Aim:
Go through the listing and pick out each line with the word "name" in it.

Task material:
#####
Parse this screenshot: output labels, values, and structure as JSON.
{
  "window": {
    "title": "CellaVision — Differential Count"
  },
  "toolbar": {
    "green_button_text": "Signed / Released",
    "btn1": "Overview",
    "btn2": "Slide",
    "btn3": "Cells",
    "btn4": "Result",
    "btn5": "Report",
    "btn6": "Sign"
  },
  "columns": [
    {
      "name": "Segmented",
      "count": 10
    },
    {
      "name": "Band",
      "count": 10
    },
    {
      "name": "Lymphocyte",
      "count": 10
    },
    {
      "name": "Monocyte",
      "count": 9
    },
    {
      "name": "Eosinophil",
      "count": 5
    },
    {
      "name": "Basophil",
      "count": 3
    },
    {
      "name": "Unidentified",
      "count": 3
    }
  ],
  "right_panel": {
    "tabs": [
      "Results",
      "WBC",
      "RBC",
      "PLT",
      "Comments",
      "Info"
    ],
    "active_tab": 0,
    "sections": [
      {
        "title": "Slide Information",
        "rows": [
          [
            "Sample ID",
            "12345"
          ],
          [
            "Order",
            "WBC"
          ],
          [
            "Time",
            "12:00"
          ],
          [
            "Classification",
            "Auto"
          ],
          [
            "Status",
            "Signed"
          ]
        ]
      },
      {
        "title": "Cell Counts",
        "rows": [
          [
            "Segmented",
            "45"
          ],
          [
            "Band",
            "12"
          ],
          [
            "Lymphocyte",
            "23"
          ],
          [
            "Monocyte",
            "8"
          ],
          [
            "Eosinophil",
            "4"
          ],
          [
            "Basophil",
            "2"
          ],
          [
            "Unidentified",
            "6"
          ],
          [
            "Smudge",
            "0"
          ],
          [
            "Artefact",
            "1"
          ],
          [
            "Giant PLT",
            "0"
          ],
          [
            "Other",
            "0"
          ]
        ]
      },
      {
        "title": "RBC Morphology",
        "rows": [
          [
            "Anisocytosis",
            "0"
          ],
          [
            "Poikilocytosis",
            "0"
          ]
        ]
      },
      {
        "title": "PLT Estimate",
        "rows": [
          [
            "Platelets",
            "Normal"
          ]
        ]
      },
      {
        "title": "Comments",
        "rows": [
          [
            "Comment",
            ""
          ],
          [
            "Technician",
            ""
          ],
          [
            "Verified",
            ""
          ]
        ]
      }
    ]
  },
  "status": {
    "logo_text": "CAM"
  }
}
#####
Task result:
      "name": "Segmented",
      "name": "Band",
      "name": "Lymphocyte",
      "name": "Monocyte",
      "name": "Eosinophil",
      "name": "Basophil",
      "name": "Unidentified",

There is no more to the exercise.